=== WORK REQUIRED ===
Search the records for "Cost". Copy every line where it appears.

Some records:
/---

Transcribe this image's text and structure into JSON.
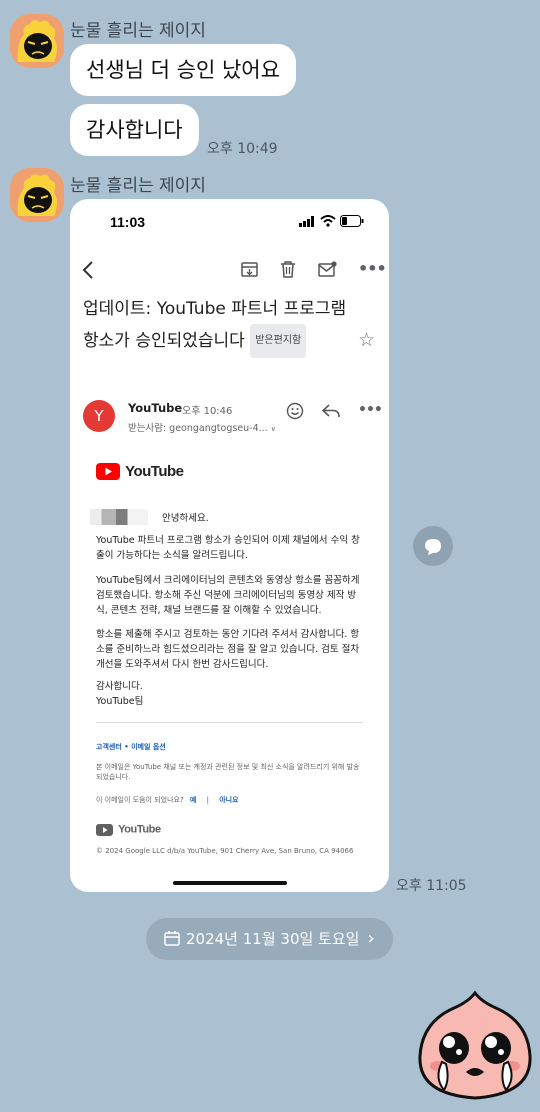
{
  "chat": {
    "sender_name": "눈물 흘리는 제이지",
    "messages": [
      {
        "text": "선생님 더 승인 났어요"
      },
      {
        "text": "감사합니다",
        "time": "오후 10:49"
      }
    ],
    "image_message_time": "오후 11:05",
    "date_divider": "2024년 11월 30일 토요일",
    "date_chevron": "›"
  },
  "shot": {
    "status_time": "11:03",
    "mail": {
      "subject_line1": "업데이트: YouTube 파트너 프로그램",
      "subject_line2": "항소가 승인되었습니다",
      "inbox_tag": "받은편지함",
      "avatar_letter": "Y",
      "sender": "YouTube",
      "sent_time": "오후 10:46",
      "recipient": "받는사람: geongangtogseu-4...",
      "logo_text": "YouTube",
      "greeting_suffix": "안녕하세요.",
      "para1": "YouTube 파트너 프로그램 항소가 승인되어 이제 채널에서 수익 창출이 가능하다는 소식을 알려드립니다.",
      "para2": "YouTube팀에서 크리에이터님의 콘텐츠와 동영상 항소를 꼼꼼하게 검토했습니다. 항소해 주신 덕분에 크리에이터님의 동영상 제작 방식, 콘텐츠 전략, 채널 브랜드를 잘 이해할 수 있었습니다.",
      "para3": "항소를 제출해 주시고 검토하는 동안 기다려 주셔서 감사합니다. 항소를 준비하느라 힘드셨으리라는 점을 잘 알고 있습니다. 검토 절차 개선을 도와주셔서 다시 한번 감사드립니다.",
      "signoff1": "감사합니다.",
      "signoff2": "YouTube팀",
      "footer_links": "고객센터 • 이메일 옵션",
      "footer_notice": "본 이메일은 YouTube 채널 또는 계정과 관련된 정보 및 최신 소식을 알려드리기 위해 발송되었습니다.",
      "helpful_question": "이 이메일이 도움이 되었나요?",
      "helpful_yes": "예",
      "helpful_sep": "|",
      "helpful_no": "아니요",
      "footer_logo_text": "YouTube",
      "copyright": "© 2024 Google LLC d/b/a YouTube, 901 Cherry Ave, San Bruno, CA 94066"
    }
  },
  "icons": {
    "back": "back-arrow-icon",
    "archive": "archive-icon",
    "trash": "trash-icon",
    "mail": "mark-unread-icon",
    "more": "more-icon",
    "star": "star-icon",
    "emoji": "emoji-icon",
    "reply": "reply-icon",
    "share": "share-icon",
    "calendar": "calendar-icon"
  },
  "colors": {
    "background": "#abc1d1",
    "youtube_red": "#ff0000",
    "sender_avatar": "#e53935",
    "link_blue": "#1a5fb4"
  }
}
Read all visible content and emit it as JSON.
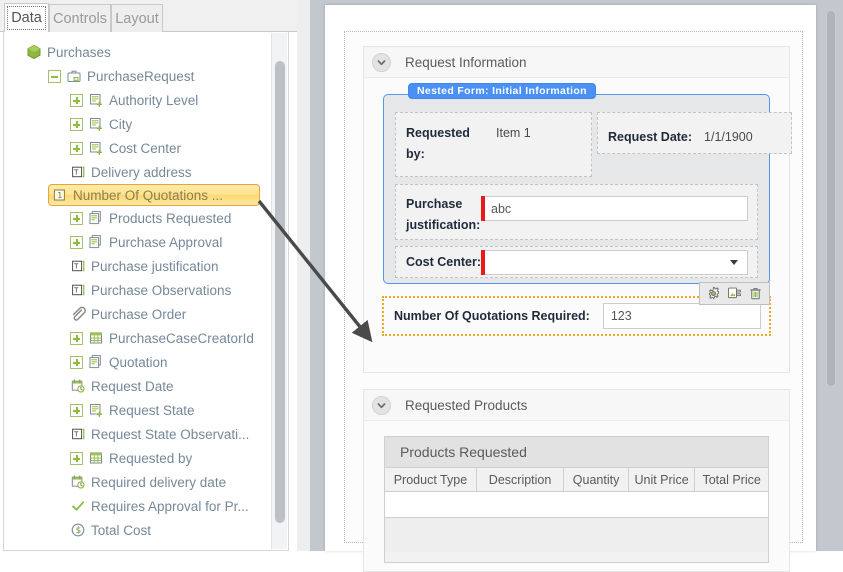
{
  "tabs": [
    {
      "label": "Data",
      "active": true
    },
    {
      "label": "Controls",
      "active": false
    },
    {
      "label": "Layout",
      "active": false
    }
  ],
  "tree": {
    "root": {
      "label": "Purchases",
      "icon": "package-icon"
    },
    "entity": {
      "label": "PurchaseRequest",
      "icon": "briefcase-icon"
    },
    "items": [
      {
        "label": "Authority Level",
        "icon": "related-entity-icon",
        "expandable": true
      },
      {
        "label": "City",
        "icon": "related-entity-icon",
        "expandable": true
      },
      {
        "label": "Cost Center",
        "icon": "related-entity-icon",
        "expandable": true
      },
      {
        "label": "Delivery address",
        "icon": "text-field-icon",
        "expandable": false
      },
      {
        "label": "Number Of Quotations ...",
        "icon": "number-field-icon",
        "expandable": false,
        "selected": true
      },
      {
        "label": "Products Requested",
        "icon": "collection-icon",
        "expandable": true
      },
      {
        "label": "Purchase Approval",
        "icon": "collection-icon",
        "expandable": true
      },
      {
        "label": "Purchase justification",
        "icon": "text-field-icon",
        "expandable": false
      },
      {
        "label": "Purchase Observations",
        "icon": "text-field-icon",
        "expandable": false
      },
      {
        "label": "Purchase Order",
        "icon": "attachment-icon",
        "expandable": false
      },
      {
        "label": "PurchaseCaseCreatorId",
        "icon": "grid-icon",
        "expandable": true
      },
      {
        "label": "Quotation",
        "icon": "collection-icon",
        "expandable": true
      },
      {
        "label": "Request Date",
        "icon": "date-icon",
        "expandable": false
      },
      {
        "label": "Request State",
        "icon": "related-entity-icon",
        "expandable": true
      },
      {
        "label": "Request State Observati...",
        "icon": "text-field-icon",
        "expandable": false
      },
      {
        "label": "Requested by",
        "icon": "grid-icon",
        "expandable": true
      },
      {
        "label": "Required delivery date",
        "icon": "date-icon",
        "expandable": false
      },
      {
        "label": "Requires Approval for Pr...",
        "icon": "check-icon",
        "expandable": false
      },
      {
        "label": "Total Cost",
        "icon": "currency-icon",
        "expandable": false
      }
    ]
  },
  "designer": {
    "section_request": {
      "title": "Request Information",
      "chevron": "chevron-down-icon",
      "nested_form": {
        "badge": "Nested Form: Initial Information",
        "fields": [
          {
            "label": "Requested by:",
            "value": "Item 1"
          },
          {
            "label": "Request Date:",
            "value": "1/1/1900"
          },
          {
            "label": "Purchase justification:",
            "value": "abc",
            "required": true
          },
          {
            "label": "Cost Center:",
            "value": "",
            "required": true,
            "type": "dropdown"
          }
        ]
      },
      "selected_field": {
        "label": "Number Of Quotations Required:",
        "value": "123",
        "toolbar": [
          {
            "name": "settings-icon",
            "title": "Settings"
          },
          {
            "name": "duplicate-icon",
            "title": "Duplicate"
          },
          {
            "name": "delete-icon",
            "title": "Delete"
          }
        ]
      }
    },
    "section_products": {
      "title": "Requested Products",
      "chevron": "chevron-down-icon",
      "grid": {
        "title": "Products Requested",
        "columns": [
          "Product Type",
          "Description",
          "Quantity",
          "Unit Price",
          "Total Price"
        ],
        "rows": []
      }
    }
  },
  "colors": {
    "accent_blue": "#4a90f5",
    "selection_yellow": "#ffe48f",
    "selection_border": "#e8a33d",
    "required_red": "#e81a1a",
    "tree_text": "#75889b",
    "dotted_highlight": "#f0a823"
  }
}
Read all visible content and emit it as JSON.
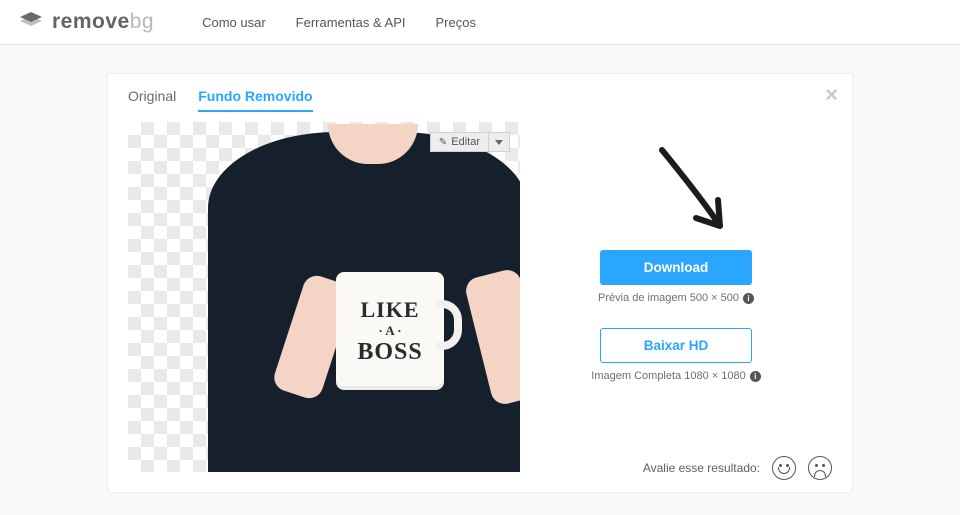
{
  "header": {
    "logo_bold": "remove",
    "logo_light": "bg",
    "nav": [
      "Como usar",
      "Ferramentas & API",
      "Preços"
    ]
  },
  "tabs": {
    "original": "Original",
    "removed": "Fundo Removido"
  },
  "editor": {
    "edit_label": "Editar"
  },
  "mug": {
    "line1": "LIKE",
    "line2": "· A ·",
    "line3": "BOSS"
  },
  "actions": {
    "download_label": "Download",
    "download_caption": "Prévia de imagem 500 × 500",
    "hd_label": "Baixar HD",
    "hd_caption": "Imagem Completa 1080 × 1080"
  },
  "rating": {
    "prompt": "Avalie esse resultado:"
  }
}
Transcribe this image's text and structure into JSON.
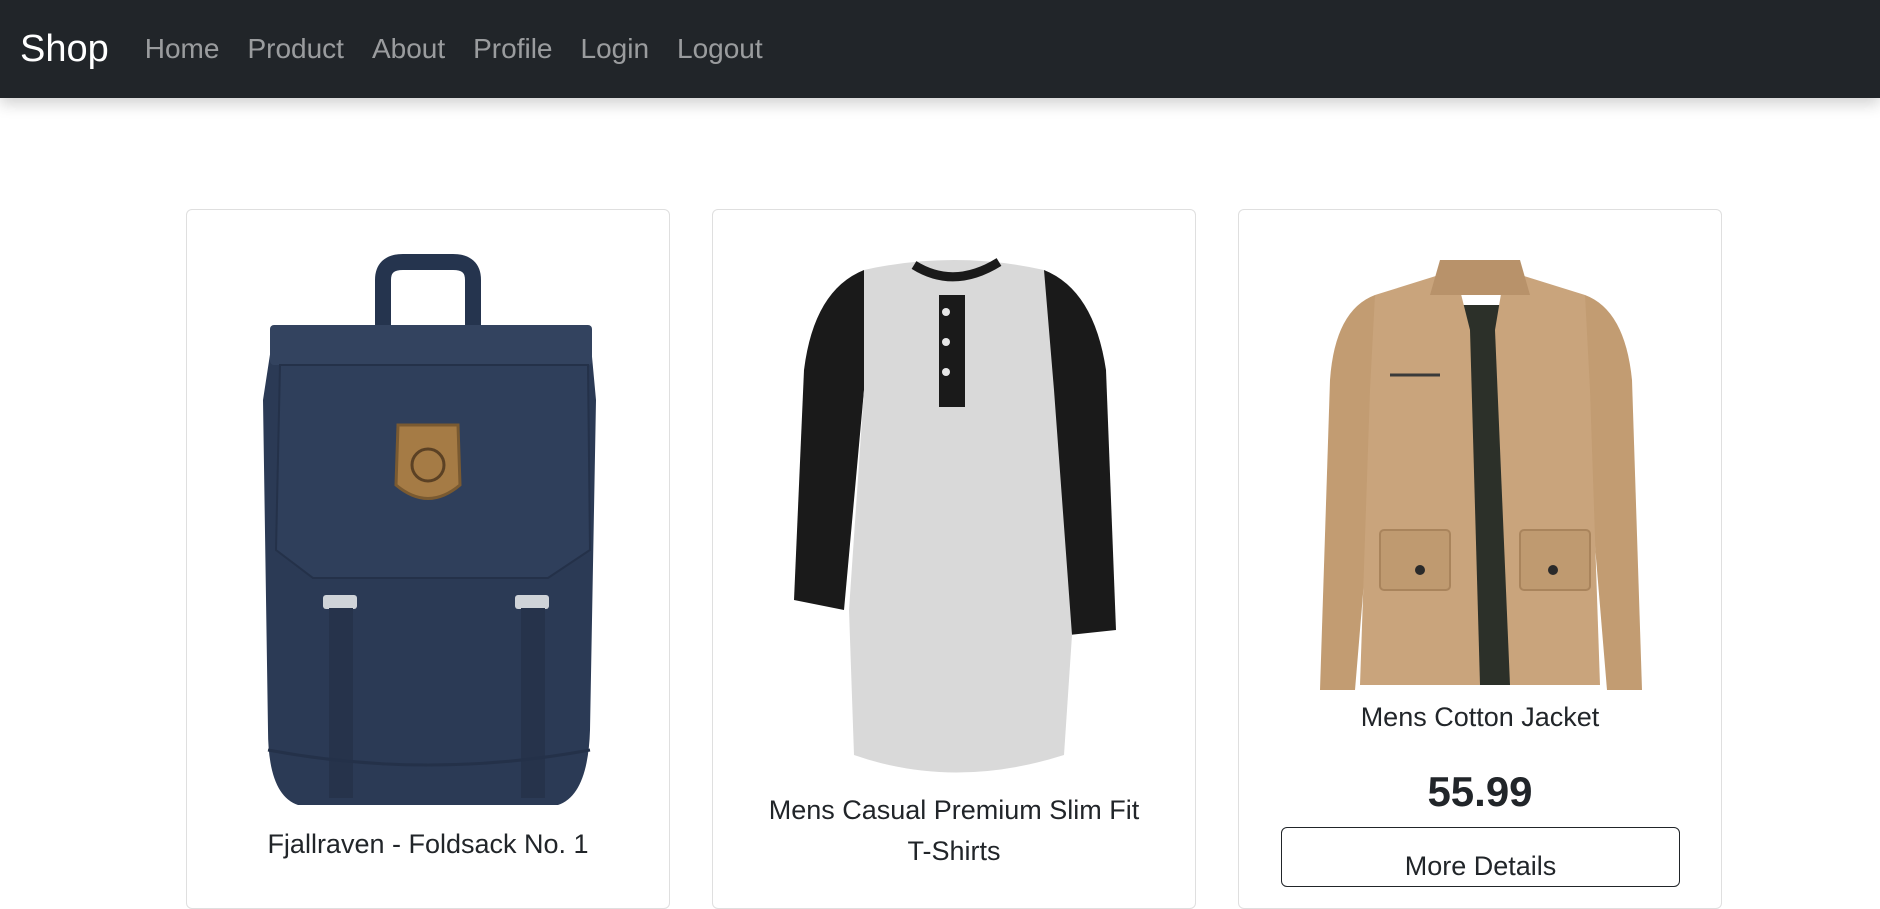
{
  "navbar": {
    "brand": "Shop",
    "links": [
      "Home",
      "Product",
      "About",
      "Profile",
      "Login",
      "Logout"
    ]
  },
  "products": [
    {
      "title": "Fjallraven - Foldsack No. 1",
      "image": "navy-backpack-image"
    },
    {
      "title_line1": "Mens Casual Premium Slim Fit",
      "title_line2": "T-Shirts",
      "image": "raglan-henley-tshirt-image"
    },
    {
      "title": "Mens Cotton Jacket",
      "price": "55.99",
      "button": "More Details",
      "image": "khaki-cotton-jacket-image"
    }
  ],
  "colors": {
    "navbar_bg": "#212529",
    "backpack": "#2b3a55",
    "jacket": "#c9a47c"
  }
}
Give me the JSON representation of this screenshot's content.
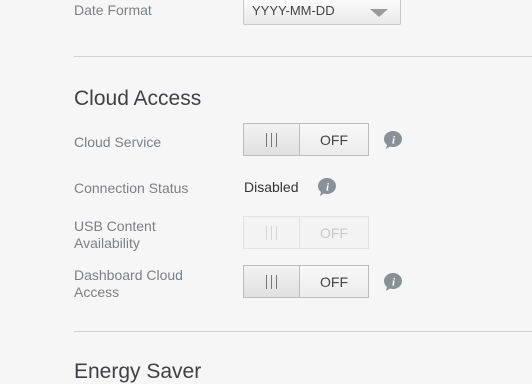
{
  "date_format": {
    "label": "Date Format",
    "value": "YYYY-MM-DD"
  },
  "cloud_access": {
    "title": "Cloud Access",
    "cloud_service": {
      "label": "Cloud Service",
      "state": "OFF"
    },
    "connection_status": {
      "label": "Connection Status",
      "value": "Disabled"
    },
    "usb_content": {
      "label": "USB Content Availability",
      "state": "OFF",
      "disabled": true
    },
    "dashboard_cloud": {
      "label": "Dashboard Cloud Access",
      "state": "OFF"
    }
  },
  "energy_saver": {
    "title": "Energy Saver"
  },
  "colors": {
    "background": "#f6f6f6",
    "label": "#7a8087",
    "info_icon": "#8a9097"
  },
  "icons": [
    "info-icon",
    "chevron-down-icon",
    "toggle-grip-icon"
  ]
}
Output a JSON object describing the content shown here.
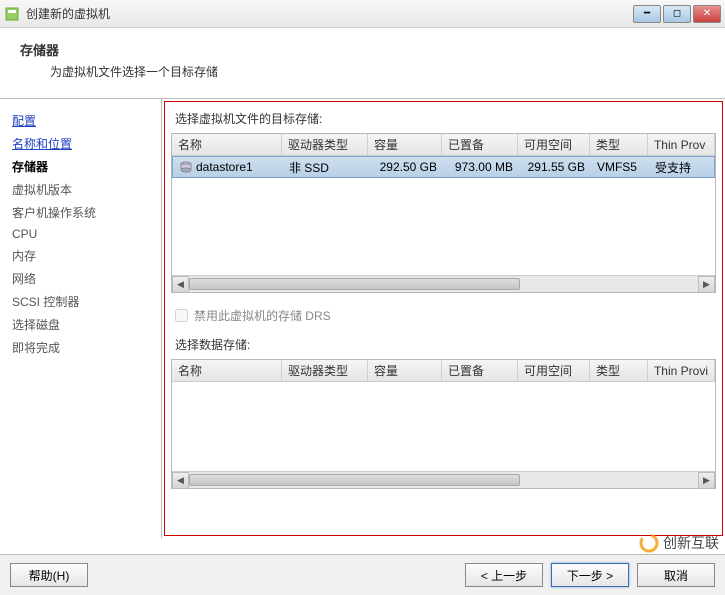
{
  "window": {
    "title": "创建新的虚拟机"
  },
  "header": {
    "title": "存储器",
    "subtitle": "为虚拟机文件选择一个目标存储"
  },
  "sidebar": {
    "items": [
      {
        "label": "配置",
        "state": "link"
      },
      {
        "label": "名称和位置",
        "state": "link"
      },
      {
        "label": "存储器",
        "state": "active"
      },
      {
        "label": "虚拟机版本",
        "state": "normal"
      },
      {
        "label": "客户机操作系统",
        "state": "normal"
      },
      {
        "label": "CPU",
        "state": "normal"
      },
      {
        "label": "内存",
        "state": "normal"
      },
      {
        "label": "网络",
        "state": "normal"
      },
      {
        "label": "SCSI 控制器",
        "state": "normal"
      },
      {
        "label": "选择磁盘",
        "state": "normal"
      },
      {
        "label": "即将完成",
        "state": "normal"
      }
    ]
  },
  "main": {
    "section1_label": "选择虚拟机文件的目标存储:",
    "columns": {
      "name": "名称",
      "drive_type": "驱动器类型",
      "capacity": "容量",
      "provisioned": "已置备",
      "free": "可用空间",
      "type": "类型",
      "thin": "Thin Prov"
    },
    "rows": [
      {
        "name": "datastore1",
        "drive_type": "非 SSD",
        "capacity": "292.50 GB",
        "provisioned": "973.00 MB",
        "free": "291.55 GB",
        "type": "VMFS5",
        "thin": "受支持"
      }
    ],
    "drs_checkbox_label": "禁用此虚拟机的存储 DRS",
    "section2_label": "选择数据存储:",
    "columns2": {
      "name": "名称",
      "drive_type": "驱动器类型",
      "capacity": "容量",
      "provisioned": "已置备",
      "free": "可用空间",
      "type": "类型",
      "thin": "Thin Provi"
    }
  },
  "footer": {
    "help": "帮助(H)",
    "back": "< 上一步",
    "next": "下一步 >",
    "cancel": "取消"
  },
  "watermark": "创新互联"
}
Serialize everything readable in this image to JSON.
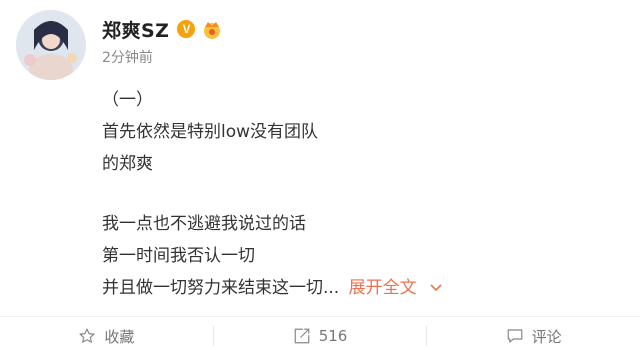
{
  "user": {
    "name": "郑爽SZ",
    "verified_badge": "V",
    "time": "2分钟前"
  },
  "post": {
    "lines": [
      "（一）",
      "首先依然是特别low没有团队",
      "的郑爽",
      "",
      "我一点也不逃避我说过的话",
      "第一时间我否认一切",
      "并且做一切努力来结束这一切..."
    ],
    "expand_label": "展开全文"
  },
  "actions": {
    "favorite_label": "收藏",
    "repost_count": "516",
    "comment_label": "评论"
  },
  "colors": {
    "accent_orange": "#eb7350",
    "badge_orange": "#f7a10c",
    "text": "#333333",
    "muted": "#8a8a8a"
  },
  "icons": [
    "star-icon",
    "repost-icon",
    "comment-icon",
    "chevron-down-icon",
    "verified-badge-icon",
    "member-crown-icon"
  ]
}
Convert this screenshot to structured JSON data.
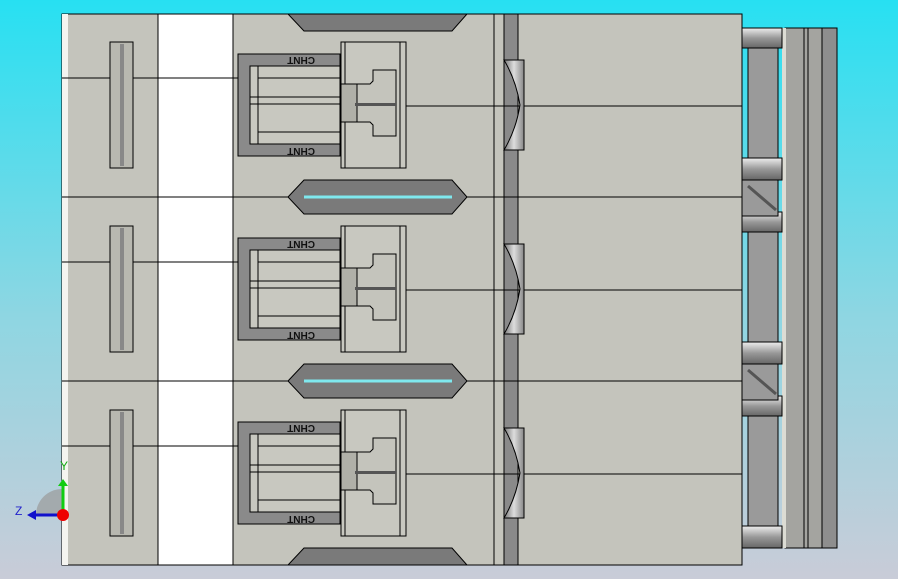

\---

=== PROBLEM SOLUTION ===
        "label": "Cost Center",
        "label": "Total Cost",
            "label": "Cost Center:",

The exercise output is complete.